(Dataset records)
<<<<

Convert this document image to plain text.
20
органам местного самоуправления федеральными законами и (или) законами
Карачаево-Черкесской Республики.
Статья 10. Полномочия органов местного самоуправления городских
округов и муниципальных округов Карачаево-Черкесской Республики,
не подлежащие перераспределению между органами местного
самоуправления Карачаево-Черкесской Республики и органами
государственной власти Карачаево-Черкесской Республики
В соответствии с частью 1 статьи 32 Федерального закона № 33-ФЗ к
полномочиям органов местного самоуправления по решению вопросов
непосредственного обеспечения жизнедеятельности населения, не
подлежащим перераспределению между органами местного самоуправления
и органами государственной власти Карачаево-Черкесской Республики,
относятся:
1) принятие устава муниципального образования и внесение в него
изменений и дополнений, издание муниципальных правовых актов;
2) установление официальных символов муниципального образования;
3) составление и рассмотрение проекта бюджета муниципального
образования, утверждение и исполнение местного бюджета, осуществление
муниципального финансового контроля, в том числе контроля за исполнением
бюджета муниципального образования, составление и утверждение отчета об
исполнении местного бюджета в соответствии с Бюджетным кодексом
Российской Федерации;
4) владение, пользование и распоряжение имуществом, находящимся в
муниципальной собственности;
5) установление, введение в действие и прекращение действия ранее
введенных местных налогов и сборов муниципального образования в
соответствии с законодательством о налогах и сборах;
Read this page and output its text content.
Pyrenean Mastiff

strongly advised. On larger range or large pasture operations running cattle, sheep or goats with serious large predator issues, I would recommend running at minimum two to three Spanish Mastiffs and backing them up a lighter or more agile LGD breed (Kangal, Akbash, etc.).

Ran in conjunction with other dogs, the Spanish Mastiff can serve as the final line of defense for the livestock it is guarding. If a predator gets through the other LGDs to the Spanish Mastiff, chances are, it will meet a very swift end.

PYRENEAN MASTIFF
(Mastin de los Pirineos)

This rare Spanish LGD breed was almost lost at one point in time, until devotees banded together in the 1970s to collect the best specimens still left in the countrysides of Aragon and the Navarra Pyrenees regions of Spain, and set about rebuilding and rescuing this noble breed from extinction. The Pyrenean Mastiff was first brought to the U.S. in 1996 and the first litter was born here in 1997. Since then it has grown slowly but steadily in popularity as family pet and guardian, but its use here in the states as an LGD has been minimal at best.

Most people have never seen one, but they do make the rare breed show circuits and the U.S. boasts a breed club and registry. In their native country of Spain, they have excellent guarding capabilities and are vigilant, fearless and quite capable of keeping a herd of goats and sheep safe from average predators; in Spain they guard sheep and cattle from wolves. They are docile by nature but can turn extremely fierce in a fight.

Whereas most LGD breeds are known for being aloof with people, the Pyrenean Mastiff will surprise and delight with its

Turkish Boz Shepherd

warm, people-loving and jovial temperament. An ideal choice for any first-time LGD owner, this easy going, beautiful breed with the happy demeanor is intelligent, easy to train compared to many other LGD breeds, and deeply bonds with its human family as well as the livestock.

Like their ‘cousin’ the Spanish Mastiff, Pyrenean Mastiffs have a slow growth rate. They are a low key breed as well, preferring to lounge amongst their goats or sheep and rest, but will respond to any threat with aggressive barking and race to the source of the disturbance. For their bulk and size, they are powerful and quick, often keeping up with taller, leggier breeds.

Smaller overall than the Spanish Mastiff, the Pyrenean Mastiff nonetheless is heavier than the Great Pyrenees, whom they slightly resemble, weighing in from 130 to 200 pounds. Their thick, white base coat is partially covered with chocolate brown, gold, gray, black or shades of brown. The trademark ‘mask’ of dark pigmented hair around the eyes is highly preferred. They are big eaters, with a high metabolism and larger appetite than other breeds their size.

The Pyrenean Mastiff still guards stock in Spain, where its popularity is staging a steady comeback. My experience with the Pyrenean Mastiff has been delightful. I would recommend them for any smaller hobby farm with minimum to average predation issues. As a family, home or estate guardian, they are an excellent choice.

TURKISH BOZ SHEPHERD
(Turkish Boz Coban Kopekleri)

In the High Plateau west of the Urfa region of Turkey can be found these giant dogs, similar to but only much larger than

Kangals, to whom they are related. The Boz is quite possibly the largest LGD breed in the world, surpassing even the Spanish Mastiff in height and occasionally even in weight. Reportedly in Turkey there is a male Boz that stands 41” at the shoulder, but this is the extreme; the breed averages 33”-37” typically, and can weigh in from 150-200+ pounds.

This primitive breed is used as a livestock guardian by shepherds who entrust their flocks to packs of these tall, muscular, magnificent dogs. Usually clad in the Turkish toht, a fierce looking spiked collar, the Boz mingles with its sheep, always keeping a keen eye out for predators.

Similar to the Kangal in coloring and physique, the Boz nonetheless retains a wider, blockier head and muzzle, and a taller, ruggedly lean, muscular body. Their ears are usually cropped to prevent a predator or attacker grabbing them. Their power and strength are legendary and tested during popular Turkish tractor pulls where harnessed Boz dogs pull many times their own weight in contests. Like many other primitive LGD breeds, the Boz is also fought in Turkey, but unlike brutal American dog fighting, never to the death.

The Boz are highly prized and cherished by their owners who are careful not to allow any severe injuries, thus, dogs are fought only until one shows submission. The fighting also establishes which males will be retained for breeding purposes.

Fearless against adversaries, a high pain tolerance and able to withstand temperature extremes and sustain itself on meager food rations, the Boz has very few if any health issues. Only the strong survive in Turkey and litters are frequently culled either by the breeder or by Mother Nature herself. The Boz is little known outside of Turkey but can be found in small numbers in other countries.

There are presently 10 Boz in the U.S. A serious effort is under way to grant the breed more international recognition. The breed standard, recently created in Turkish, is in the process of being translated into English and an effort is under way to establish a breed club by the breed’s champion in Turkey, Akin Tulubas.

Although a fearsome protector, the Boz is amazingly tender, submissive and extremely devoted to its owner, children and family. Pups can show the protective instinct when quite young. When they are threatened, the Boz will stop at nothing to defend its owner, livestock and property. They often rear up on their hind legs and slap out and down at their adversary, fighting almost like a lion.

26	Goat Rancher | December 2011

>>>>

- Directive
Which lines of the data above contain "people"? Copy each one.

- Written answer
Most people have never seen one, but they do make the rare breed show circuits and the U.S. boasts a breed club and registry. In their native country of Spain, they have excellent guarding capabilities and are vigilant, fearless and quite capable of keeping a herd of goats and sheep safe from average predators; in Spain they guard sheep and cattle from wolves. They are docile by nature but can turn extremely fierce in a fight.
Whereas most LGD breeds are known for being aloof with people, the Pyrenean Mastiff will surprise and delight with its
warm, people-loving and jovial temperament. An ideal choice for any first-time LGD owner, this easy going, beautiful breed with the happy demeanor is intelligent, easy to train compared to many other LGD breeds, and deeply bonds with its human family as well as the livestock.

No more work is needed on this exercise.